▶ PROBLEM STATEMENT: From the records, pick out and copy each line containing "false".

▶ A run of records:
[BEGIN]

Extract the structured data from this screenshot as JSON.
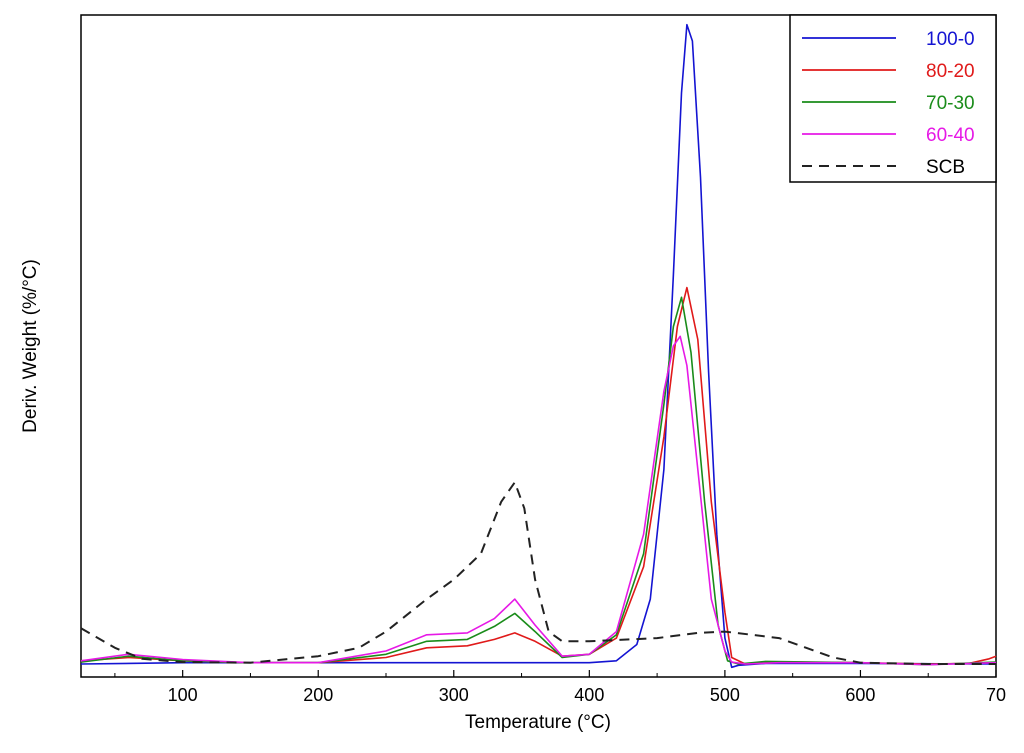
{
  "chart_data": {
    "type": "line",
    "xlabel": "Temperature (°C)",
    "ylabel": "Deriv. Weight (%/°C)",
    "xlim": [
      25,
      700
    ],
    "ylim": [
      -0.02,
      1.0
    ],
    "xticks": [
      "100",
      "200",
      "300",
      "400",
      "500",
      "600",
      "70"
    ],
    "y_tick_labels_shown": false,
    "grid": false,
    "legend_position": "top-right",
    "series": [
      {
        "name": "100-0",
        "color": "#1414d2",
        "dash": "solid",
        "x": [
          25,
          100,
          200,
          300,
          400,
          420,
          435,
          445,
          455,
          462,
          468,
          472,
          476,
          482,
          488,
          494,
          500,
          505,
          510,
          530,
          600,
          700
        ],
        "y": [
          0.0,
          0.002,
          0.002,
          0.002,
          0.002,
          0.005,
          0.03,
          0.1,
          0.3,
          0.6,
          0.88,
          0.985,
          0.96,
          0.75,
          0.45,
          0.2,
          0.04,
          -0.005,
          -0.002,
          0.001,
          0.001,
          0.0
        ]
      },
      {
        "name": "80-20",
        "color": "#e01a1a",
        "dash": "solid",
        "x": [
          25,
          60,
          100,
          150,
          200,
          250,
          280,
          310,
          330,
          345,
          360,
          380,
          400,
          420,
          440,
          455,
          465,
          472,
          480,
          490,
          500,
          505,
          515,
          540,
          600,
          650,
          680,
          695,
          700
        ],
        "y": [
          0.005,
          0.01,
          0.005,
          0.002,
          0.002,
          0.01,
          0.025,
          0.028,
          0.038,
          0.048,
          0.035,
          0.012,
          0.015,
          0.04,
          0.15,
          0.35,
          0.52,
          0.58,
          0.5,
          0.25,
          0.08,
          0.01,
          0.0,
          0.003,
          0.002,
          0.0,
          0.001,
          0.008,
          0.012
        ]
      },
      {
        "name": "70-30",
        "color": "#1a8c1a",
        "dash": "solid",
        "x": [
          25,
          60,
          100,
          150,
          200,
          250,
          280,
          310,
          330,
          345,
          360,
          380,
          400,
          420,
          440,
          455,
          462,
          468,
          475,
          485,
          495,
          502,
          510,
          530,
          600,
          650,
          700
        ],
        "y": [
          0.003,
          0.012,
          0.005,
          0.002,
          0.002,
          0.015,
          0.035,
          0.038,
          0.058,
          0.078,
          0.05,
          0.01,
          0.015,
          0.045,
          0.17,
          0.4,
          0.52,
          0.565,
          0.48,
          0.25,
          0.06,
          0.005,
          0.0,
          0.004,
          0.002,
          -0.001,
          0.003
        ]
      },
      {
        "name": "60-40",
        "color": "#e619e6",
        "dash": "solid",
        "x": [
          25,
          60,
          100,
          150,
          200,
          250,
          280,
          310,
          330,
          345,
          360,
          380,
          400,
          420,
          440,
          455,
          462,
          467,
          472,
          480,
          490,
          500,
          505,
          515,
          540,
          600,
          650,
          700
        ],
        "y": [
          0.005,
          0.015,
          0.007,
          0.002,
          0.002,
          0.02,
          0.045,
          0.048,
          0.07,
          0.1,
          0.06,
          0.012,
          0.015,
          0.05,
          0.2,
          0.42,
          0.49,
          0.505,
          0.46,
          0.3,
          0.1,
          0.02,
          0.003,
          0.0,
          0.002,
          0.002,
          -0.001,
          0.002
        ]
      },
      {
        "name": "SCB",
        "color": "#222222",
        "dash": "dashed",
        "x": [
          25,
          50,
          70,
          100,
          150,
          200,
          230,
          250,
          280,
          300,
          320,
          335,
          345,
          352,
          360,
          370,
          380,
          400,
          450,
          480,
          500,
          520,
          540,
          560,
          580,
          600,
          650,
          700
        ],
        "y": [
          0.055,
          0.025,
          0.008,
          0.003,
          0.002,
          0.012,
          0.025,
          0.05,
          0.1,
          0.13,
          0.17,
          0.25,
          0.28,
          0.24,
          0.13,
          0.05,
          0.035,
          0.035,
          0.04,
          0.048,
          0.05,
          0.045,
          0.04,
          0.025,
          0.01,
          0.002,
          0.0,
          0.0
        ]
      }
    ]
  }
}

[END]

▶ EXPECTED ANSWER:
    "y_tick_labels_shown": false,
    "grid": false,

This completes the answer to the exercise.